# [WHAT IS NEEDED]
Read the records below and copy each line that contains "Simulated".

____ DATA ENTRIES

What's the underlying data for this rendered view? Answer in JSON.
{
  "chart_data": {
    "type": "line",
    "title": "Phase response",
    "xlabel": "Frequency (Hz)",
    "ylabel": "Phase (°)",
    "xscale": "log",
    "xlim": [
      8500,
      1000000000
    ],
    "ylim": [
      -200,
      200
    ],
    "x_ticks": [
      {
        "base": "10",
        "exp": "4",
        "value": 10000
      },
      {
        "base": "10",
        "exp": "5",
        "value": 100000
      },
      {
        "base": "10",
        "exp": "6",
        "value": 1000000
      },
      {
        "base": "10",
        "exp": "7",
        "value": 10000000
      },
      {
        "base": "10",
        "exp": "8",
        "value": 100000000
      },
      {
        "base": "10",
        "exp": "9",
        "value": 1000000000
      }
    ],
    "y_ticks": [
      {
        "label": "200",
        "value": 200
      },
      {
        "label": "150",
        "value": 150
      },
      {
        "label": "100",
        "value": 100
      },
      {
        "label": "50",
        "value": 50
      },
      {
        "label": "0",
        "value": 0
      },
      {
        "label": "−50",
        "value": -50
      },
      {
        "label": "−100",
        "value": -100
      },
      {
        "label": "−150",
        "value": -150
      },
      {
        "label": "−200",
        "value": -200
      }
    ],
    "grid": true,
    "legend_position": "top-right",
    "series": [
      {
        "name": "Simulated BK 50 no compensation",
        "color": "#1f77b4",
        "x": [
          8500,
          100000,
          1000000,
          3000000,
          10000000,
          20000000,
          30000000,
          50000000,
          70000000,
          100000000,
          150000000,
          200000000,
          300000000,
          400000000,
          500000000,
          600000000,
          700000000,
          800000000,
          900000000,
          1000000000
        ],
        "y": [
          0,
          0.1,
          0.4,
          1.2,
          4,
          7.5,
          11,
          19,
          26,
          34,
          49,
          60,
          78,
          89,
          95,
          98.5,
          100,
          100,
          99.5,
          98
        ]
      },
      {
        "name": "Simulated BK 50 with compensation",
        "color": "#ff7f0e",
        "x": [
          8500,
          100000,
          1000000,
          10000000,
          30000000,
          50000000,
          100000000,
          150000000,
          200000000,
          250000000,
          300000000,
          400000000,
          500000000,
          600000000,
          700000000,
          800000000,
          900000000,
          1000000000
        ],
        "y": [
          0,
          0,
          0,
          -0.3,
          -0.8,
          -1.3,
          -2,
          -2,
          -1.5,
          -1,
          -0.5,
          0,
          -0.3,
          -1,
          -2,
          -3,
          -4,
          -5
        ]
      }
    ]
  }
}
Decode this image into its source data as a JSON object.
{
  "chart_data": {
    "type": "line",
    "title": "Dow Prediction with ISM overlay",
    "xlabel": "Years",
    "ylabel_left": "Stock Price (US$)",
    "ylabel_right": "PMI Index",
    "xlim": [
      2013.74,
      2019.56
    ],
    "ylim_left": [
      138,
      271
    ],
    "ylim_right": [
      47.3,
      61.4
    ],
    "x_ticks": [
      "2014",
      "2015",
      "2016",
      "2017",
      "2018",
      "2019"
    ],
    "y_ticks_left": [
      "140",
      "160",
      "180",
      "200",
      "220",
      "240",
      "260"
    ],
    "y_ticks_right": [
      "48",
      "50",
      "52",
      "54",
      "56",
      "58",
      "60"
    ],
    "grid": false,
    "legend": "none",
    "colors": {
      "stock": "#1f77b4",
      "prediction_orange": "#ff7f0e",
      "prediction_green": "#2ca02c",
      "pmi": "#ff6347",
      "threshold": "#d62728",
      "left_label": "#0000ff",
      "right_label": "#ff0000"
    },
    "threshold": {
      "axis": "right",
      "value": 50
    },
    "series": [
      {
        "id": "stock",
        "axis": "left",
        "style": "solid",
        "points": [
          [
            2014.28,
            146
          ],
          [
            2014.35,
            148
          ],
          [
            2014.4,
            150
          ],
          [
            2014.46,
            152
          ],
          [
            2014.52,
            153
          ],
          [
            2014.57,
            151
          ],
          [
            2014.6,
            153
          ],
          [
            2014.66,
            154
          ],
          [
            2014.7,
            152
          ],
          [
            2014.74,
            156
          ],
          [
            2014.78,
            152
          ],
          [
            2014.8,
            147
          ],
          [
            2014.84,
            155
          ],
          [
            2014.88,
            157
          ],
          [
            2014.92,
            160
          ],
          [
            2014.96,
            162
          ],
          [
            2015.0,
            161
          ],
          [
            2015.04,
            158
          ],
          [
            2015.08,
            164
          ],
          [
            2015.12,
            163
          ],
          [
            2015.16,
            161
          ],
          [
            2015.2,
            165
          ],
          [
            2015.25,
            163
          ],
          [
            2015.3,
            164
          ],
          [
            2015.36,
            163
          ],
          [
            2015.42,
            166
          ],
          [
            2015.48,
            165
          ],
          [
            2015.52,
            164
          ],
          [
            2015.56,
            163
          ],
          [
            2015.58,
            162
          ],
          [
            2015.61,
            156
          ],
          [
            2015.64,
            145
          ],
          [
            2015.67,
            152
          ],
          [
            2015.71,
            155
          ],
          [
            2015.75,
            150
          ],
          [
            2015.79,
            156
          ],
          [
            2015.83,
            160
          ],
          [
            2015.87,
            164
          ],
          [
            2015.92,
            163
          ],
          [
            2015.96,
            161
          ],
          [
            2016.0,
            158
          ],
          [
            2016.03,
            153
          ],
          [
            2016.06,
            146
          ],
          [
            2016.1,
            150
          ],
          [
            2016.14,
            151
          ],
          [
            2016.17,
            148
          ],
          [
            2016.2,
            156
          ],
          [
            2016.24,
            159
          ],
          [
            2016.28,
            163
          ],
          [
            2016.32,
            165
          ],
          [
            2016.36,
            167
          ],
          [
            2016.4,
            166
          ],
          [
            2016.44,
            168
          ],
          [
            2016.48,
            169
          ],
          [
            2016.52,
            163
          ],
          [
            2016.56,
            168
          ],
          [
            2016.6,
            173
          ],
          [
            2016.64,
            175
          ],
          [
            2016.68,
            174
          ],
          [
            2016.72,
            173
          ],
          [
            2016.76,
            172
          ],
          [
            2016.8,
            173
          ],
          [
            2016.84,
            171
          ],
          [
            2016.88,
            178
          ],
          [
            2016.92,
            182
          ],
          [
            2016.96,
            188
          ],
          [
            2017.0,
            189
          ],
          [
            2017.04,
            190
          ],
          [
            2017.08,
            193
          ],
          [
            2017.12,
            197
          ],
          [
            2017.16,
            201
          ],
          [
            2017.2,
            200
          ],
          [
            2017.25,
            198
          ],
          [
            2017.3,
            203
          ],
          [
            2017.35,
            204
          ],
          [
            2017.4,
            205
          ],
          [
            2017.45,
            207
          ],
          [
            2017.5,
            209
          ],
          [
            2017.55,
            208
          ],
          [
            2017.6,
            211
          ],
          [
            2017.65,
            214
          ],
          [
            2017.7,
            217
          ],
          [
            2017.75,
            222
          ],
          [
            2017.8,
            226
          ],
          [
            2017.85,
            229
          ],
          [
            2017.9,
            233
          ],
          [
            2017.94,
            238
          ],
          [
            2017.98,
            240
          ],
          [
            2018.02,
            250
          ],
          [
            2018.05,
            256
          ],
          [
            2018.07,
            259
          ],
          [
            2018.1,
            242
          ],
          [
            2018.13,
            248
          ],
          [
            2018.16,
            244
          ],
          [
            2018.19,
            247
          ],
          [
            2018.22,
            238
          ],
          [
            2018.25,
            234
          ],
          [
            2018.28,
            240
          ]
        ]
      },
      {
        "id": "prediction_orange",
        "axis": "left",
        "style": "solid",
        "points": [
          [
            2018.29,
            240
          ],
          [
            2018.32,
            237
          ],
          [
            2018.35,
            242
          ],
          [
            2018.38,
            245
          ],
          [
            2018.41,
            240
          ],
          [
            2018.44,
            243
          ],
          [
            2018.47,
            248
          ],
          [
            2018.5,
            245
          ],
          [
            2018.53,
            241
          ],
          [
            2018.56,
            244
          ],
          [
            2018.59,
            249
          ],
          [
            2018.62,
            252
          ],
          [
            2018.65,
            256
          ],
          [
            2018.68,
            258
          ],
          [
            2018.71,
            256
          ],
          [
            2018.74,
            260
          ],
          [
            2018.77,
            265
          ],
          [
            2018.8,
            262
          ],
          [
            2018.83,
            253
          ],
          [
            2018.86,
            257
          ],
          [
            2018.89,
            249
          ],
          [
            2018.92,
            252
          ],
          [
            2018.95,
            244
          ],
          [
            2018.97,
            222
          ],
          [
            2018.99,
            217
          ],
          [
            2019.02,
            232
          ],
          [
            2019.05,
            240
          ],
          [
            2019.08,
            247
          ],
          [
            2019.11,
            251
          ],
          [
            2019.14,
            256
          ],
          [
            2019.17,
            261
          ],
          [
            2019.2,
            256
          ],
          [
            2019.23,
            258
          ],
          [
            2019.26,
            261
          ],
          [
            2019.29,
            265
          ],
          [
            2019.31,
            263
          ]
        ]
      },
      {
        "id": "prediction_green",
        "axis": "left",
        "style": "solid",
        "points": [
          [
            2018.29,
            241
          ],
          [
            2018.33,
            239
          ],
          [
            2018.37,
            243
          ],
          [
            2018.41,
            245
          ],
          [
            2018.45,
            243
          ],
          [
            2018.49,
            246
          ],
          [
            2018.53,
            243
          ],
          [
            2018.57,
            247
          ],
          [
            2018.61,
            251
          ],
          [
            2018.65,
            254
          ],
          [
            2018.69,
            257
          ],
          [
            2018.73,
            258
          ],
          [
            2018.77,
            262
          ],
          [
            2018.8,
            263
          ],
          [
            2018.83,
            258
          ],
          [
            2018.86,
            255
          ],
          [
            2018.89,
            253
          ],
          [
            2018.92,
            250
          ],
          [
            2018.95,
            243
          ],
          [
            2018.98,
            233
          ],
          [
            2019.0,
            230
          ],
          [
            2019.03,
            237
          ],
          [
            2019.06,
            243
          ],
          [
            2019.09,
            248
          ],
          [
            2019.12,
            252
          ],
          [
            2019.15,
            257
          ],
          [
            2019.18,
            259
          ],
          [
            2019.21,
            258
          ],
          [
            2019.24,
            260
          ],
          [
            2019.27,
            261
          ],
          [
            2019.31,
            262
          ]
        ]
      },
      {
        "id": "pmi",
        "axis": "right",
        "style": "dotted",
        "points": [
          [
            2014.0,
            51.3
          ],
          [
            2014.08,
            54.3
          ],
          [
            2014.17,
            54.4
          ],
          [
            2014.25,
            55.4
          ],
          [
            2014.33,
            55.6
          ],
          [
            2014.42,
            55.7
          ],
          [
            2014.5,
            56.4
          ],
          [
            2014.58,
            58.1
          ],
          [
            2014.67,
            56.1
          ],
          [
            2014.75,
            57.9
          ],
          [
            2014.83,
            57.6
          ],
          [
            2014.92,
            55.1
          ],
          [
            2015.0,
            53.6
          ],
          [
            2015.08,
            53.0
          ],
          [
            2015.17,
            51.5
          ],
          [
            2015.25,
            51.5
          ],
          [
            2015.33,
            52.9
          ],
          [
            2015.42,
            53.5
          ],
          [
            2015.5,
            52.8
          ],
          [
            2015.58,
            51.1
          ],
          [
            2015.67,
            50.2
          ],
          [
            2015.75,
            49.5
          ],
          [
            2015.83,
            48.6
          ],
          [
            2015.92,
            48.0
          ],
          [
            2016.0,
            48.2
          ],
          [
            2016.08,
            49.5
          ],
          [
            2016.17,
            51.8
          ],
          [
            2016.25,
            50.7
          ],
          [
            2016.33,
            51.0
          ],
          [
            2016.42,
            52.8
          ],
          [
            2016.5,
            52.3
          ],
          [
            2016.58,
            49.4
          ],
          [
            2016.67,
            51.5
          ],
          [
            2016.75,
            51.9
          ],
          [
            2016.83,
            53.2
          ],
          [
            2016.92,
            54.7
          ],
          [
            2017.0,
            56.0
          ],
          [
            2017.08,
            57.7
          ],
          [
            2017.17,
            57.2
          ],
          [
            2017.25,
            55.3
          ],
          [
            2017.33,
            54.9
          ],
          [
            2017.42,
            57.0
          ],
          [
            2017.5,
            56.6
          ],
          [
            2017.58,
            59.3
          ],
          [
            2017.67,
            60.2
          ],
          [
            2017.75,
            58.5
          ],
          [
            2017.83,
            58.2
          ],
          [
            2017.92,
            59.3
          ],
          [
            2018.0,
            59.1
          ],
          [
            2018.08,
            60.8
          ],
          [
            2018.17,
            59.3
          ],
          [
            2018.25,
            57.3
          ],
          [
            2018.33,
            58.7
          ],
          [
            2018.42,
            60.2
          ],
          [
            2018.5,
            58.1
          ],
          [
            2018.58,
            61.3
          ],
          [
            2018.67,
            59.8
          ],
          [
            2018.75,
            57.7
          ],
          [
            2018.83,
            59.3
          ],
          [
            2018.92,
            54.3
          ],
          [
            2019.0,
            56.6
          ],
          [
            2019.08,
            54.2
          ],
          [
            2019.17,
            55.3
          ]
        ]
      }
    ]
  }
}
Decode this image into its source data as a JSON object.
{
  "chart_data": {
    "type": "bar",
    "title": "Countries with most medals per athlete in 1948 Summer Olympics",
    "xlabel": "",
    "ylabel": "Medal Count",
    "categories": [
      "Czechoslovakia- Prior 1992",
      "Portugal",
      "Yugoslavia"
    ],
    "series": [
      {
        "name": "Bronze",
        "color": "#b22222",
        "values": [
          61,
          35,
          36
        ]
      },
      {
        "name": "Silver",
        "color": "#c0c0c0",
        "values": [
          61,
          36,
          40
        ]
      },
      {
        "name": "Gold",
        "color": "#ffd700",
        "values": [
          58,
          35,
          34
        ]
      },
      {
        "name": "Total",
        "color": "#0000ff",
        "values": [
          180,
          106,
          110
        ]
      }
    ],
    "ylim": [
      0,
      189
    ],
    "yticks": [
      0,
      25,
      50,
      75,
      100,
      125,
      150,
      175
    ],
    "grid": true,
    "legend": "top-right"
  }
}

________

# [EXPECTED ANSWER]
        "name": "Simulated BK 50 no compensation",
        "name": "Simulated BK 50 with compensation",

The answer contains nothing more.